--- Start Data supplied ---

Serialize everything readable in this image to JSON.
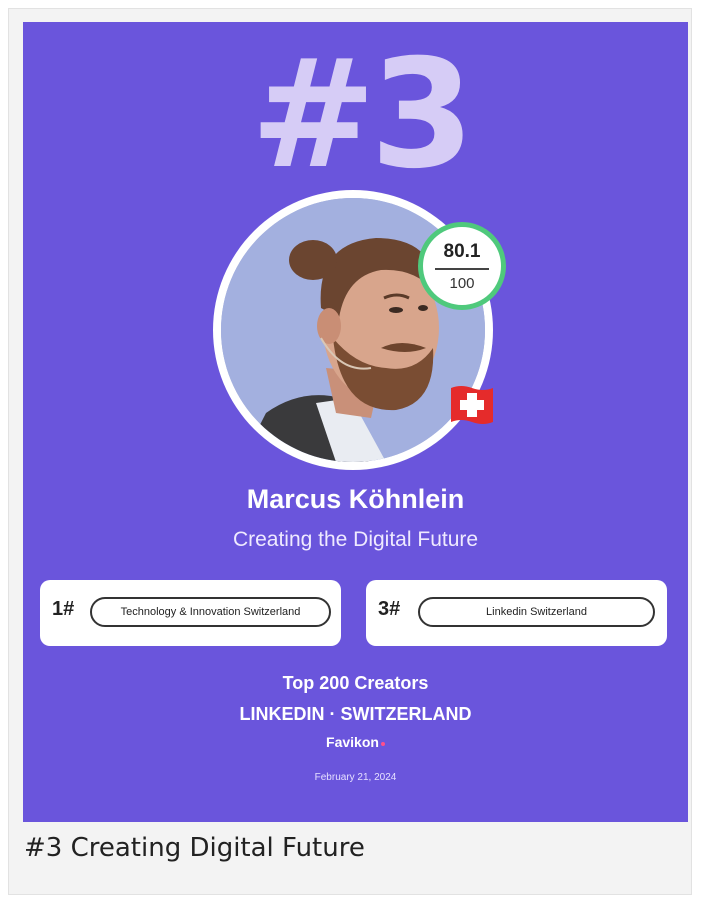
{
  "card": {
    "rank_big": "#3",
    "score": {
      "value": "80.1",
      "max": "100"
    },
    "person": {
      "name": "Marcus Köhnlein",
      "tagline": "Creating the Digital Future"
    },
    "flag_icon": "switzerland-flag-icon",
    "rankings": [
      {
        "position": "1#",
        "category": "Technology & Innovation Switzerland"
      },
      {
        "position": "3#",
        "category": "Linkedin Switzerland"
      }
    ],
    "footer": {
      "title": "Top 200 Creators",
      "subtitle": "LINKEDIN · SWITZERLAND",
      "brand": "Favikon",
      "date": "February 21, 2024"
    }
  },
  "caption": "#3 Creating Digital Future",
  "colors": {
    "card_bg": "#6a55dc",
    "rank_big": "#d6ccf6",
    "score_ring": "#4fc97c",
    "flag_red": "#e52b2b",
    "brand_dot": "#ff4f8b"
  }
}
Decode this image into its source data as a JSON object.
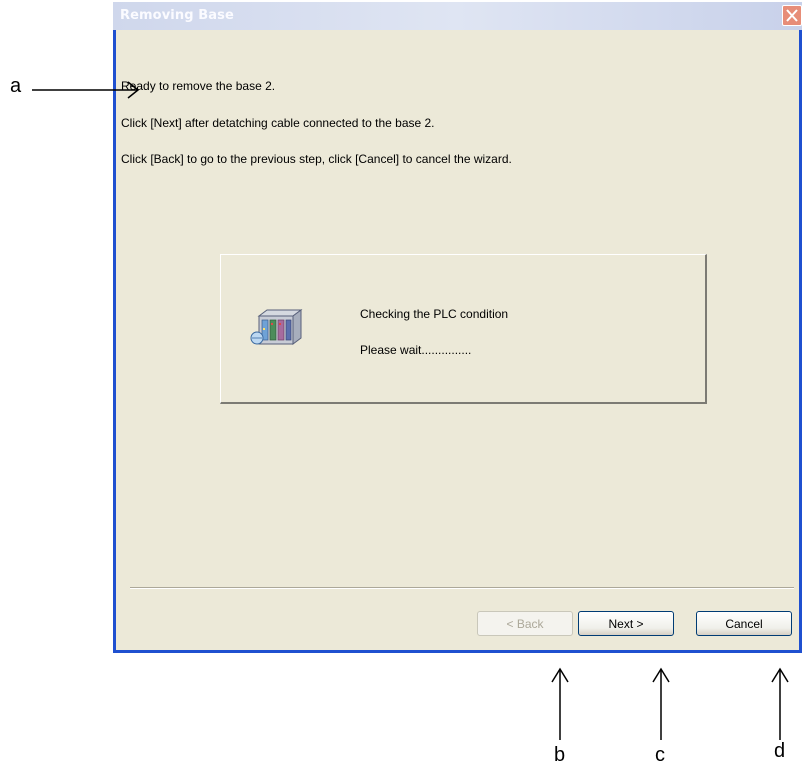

--- End Data supplied ---

## [Task description]
Gather each line from the entries above that includes the word "Creating".

## [The answer]
      "tagline": "Creating the Digital Future"
  "caption": "#3 Creating Digital Future",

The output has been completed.